| Objective |
Make an exact copy of the lines, leaving the pictures out.

| Record set |
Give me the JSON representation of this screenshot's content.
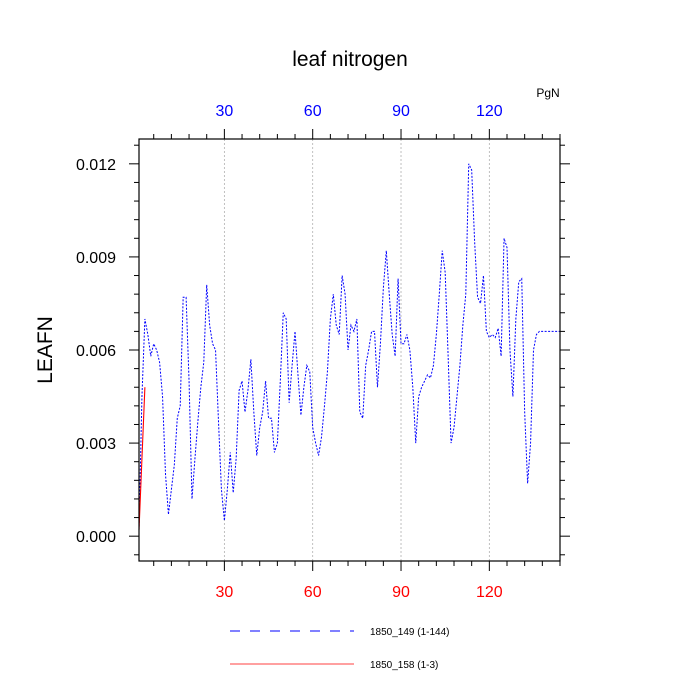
{
  "chart_data": {
    "type": "line",
    "title": "leaf nitrogen",
    "ylabel": "LEAFN",
    "units": "PgN",
    "xlim": [
      1,
      144
    ],
    "ylim": [
      -0.0008,
      0.0128
    ],
    "yticks": [
      0.0,
      0.003,
      0.006,
      0.009,
      0.012
    ],
    "ytick_labels": [
      "0.000",
      "0.003",
      "0.006",
      "0.009",
      "0.012"
    ],
    "xticks": [
      30,
      60,
      90,
      120
    ],
    "xtick_labels": [
      "30",
      "60",
      "90",
      "120"
    ],
    "grid": "vertical dashed at top tick marks",
    "colors": {
      "series1": "#0000ff",
      "series2": "#ff0000",
      "bottom_ticks": "#ff0000",
      "top_ticks": "#0000ff"
    },
    "legend": {
      "placement": "bottom-center"
    },
    "series": [
      {
        "name": "1850_149 (1-144)",
        "style": "dashed",
        "color": "#0000ff",
        "x_start": 1,
        "values": [
          0.0002,
          0.0045,
          0.007,
          0.0065,
          0.0058,
          0.0062,
          0.006,
          0.0056,
          0.0045,
          0.002,
          0.0007,
          0.0015,
          0.0023,
          0.0038,
          0.0042,
          0.0077,
          0.0077,
          0.005,
          0.0012,
          0.0025,
          0.0037,
          0.0048,
          0.0056,
          0.0081,
          0.0068,
          0.0062,
          0.006,
          0.0037,
          0.0015,
          0.0005,
          0.0015,
          0.0027,
          0.0014,
          0.0025,
          0.0047,
          0.005,
          0.004,
          0.0047,
          0.0057,
          0.004,
          0.0026,
          0.0035,
          0.004,
          0.005,
          0.0038,
          0.0038,
          0.0027,
          0.003,
          0.005,
          0.0072,
          0.007,
          0.0043,
          0.0055,
          0.0066,
          0.0052,
          0.0039,
          0.0048,
          0.0055,
          0.0053,
          0.0035,
          0.003,
          0.0026,
          0.0032,
          0.0042,
          0.0053,
          0.007,
          0.0078,
          0.0068,
          0.0065,
          0.0084,
          0.0078,
          0.006,
          0.0068,
          0.0066,
          0.007,
          0.004,
          0.0038,
          0.0055,
          0.006,
          0.0066,
          0.0066,
          0.0048,
          0.0062,
          0.008,
          0.0092,
          0.0078,
          0.0065,
          0.0058,
          0.0083,
          0.0062,
          0.0062,
          0.0065,
          0.006,
          0.0048,
          0.003,
          0.0045,
          0.0048,
          0.005,
          0.0052,
          0.0051,
          0.0055,
          0.0065,
          0.0078,
          0.0092,
          0.0085,
          0.0058,
          0.003,
          0.0035,
          0.0045,
          0.0055,
          0.0068,
          0.0078,
          0.012,
          0.0118,
          0.0095,
          0.0077,
          0.0075,
          0.0084,
          0.0066,
          0.0064,
          0.0065,
          0.0064,
          0.0067,
          0.0058,
          0.0096,
          0.0093,
          0.006,
          0.0045,
          0.007,
          0.0082,
          0.0083,
          0.004,
          0.0017,
          0.003,
          0.006,
          0.0065,
          0.0066,
          0.0066,
          0.0066,
          0.0066,
          0.0066,
          0.0066,
          0.0066,
          0.0066
        ]
      },
      {
        "name": "1850_158 (1-3)",
        "style": "solid",
        "color": "#ff0000",
        "x_start": 1,
        "values": [
          0.0002,
          0.0025,
          0.0048
        ]
      }
    ]
  }
}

| Answer to this problem |
Give me the JSON representation of this screenshot's content.
{
  "chart_data": {
    "type": "line",
    "title": "leaf nitrogen",
    "ylabel": "LEAFN",
    "units": "PgN",
    "xlim": [
      1,
      144
    ],
    "ylim": [
      -0.0008,
      0.0128
    ],
    "yticks": [
      0.0,
      0.003,
      0.006,
      0.009,
      0.012
    ],
    "ytick_labels": [
      "0.000",
      "0.003",
      "0.006",
      "0.009",
      "0.012"
    ],
    "xticks": [
      30,
      60,
      90,
      120
    ],
    "xtick_labels": [
      "30",
      "60",
      "90",
      "120"
    ],
    "grid": "vertical dashed at top tick marks",
    "colors": {
      "series1": "#0000ff",
      "series2": "#ff0000",
      "bottom_ticks": "#ff0000",
      "top_ticks": "#0000ff"
    },
    "legend": {
      "placement": "bottom-center"
    },
    "series": [
      {
        "name": "1850_149 (1-144)",
        "style": "dashed",
        "color": "#0000ff",
        "x_start": 1,
        "values": [
          0.0002,
          0.0045,
          0.007,
          0.0065,
          0.0058,
          0.0062,
          0.006,
          0.0056,
          0.0045,
          0.002,
          0.0007,
          0.0015,
          0.0023,
          0.0038,
          0.0042,
          0.0077,
          0.0077,
          0.005,
          0.0012,
          0.0025,
          0.0037,
          0.0048,
          0.0056,
          0.0081,
          0.0068,
          0.0062,
          0.006,
          0.0037,
          0.0015,
          0.0005,
          0.0015,
          0.0027,
          0.0014,
          0.0025,
          0.0047,
          0.005,
          0.004,
          0.0047,
          0.0057,
          0.004,
          0.0026,
          0.0035,
          0.004,
          0.005,
          0.0038,
          0.0038,
          0.0027,
          0.003,
          0.005,
          0.0072,
          0.007,
          0.0043,
          0.0055,
          0.0066,
          0.0052,
          0.0039,
          0.0048,
          0.0055,
          0.0053,
          0.0035,
          0.003,
          0.0026,
          0.0032,
          0.0042,
          0.0053,
          0.007,
          0.0078,
          0.0068,
          0.0065,
          0.0084,
          0.0078,
          0.006,
          0.0068,
          0.0066,
          0.007,
          0.004,
          0.0038,
          0.0055,
          0.006,
          0.0066,
          0.0066,
          0.0048,
          0.0062,
          0.008,
          0.0092,
          0.0078,
          0.0065,
          0.0058,
          0.0083,
          0.0062,
          0.0062,
          0.0065,
          0.006,
          0.0048,
          0.003,
          0.0045,
          0.0048,
          0.005,
          0.0052,
          0.0051,
          0.0055,
          0.0065,
          0.0078,
          0.0092,
          0.0085,
          0.0058,
          0.003,
          0.0035,
          0.0045,
          0.0055,
          0.0068,
          0.0078,
          0.012,
          0.0118,
          0.0095,
          0.0077,
          0.0075,
          0.0084,
          0.0066,
          0.0064,
          0.0065,
          0.0064,
          0.0067,
          0.0058,
          0.0096,
          0.0093,
          0.006,
          0.0045,
          0.007,
          0.0082,
          0.0083,
          0.004,
          0.0017,
          0.003,
          0.006,
          0.0065,
          0.0066,
          0.0066,
          0.0066,
          0.0066,
          0.0066,
          0.0066,
          0.0066,
          0.0066
        ]
      },
      {
        "name": "1850_158 (1-3)",
        "style": "solid",
        "color": "#ff0000",
        "x_start": 1,
        "values": [
          0.0002,
          0.0025,
          0.0048
        ]
      }
    ]
  }
}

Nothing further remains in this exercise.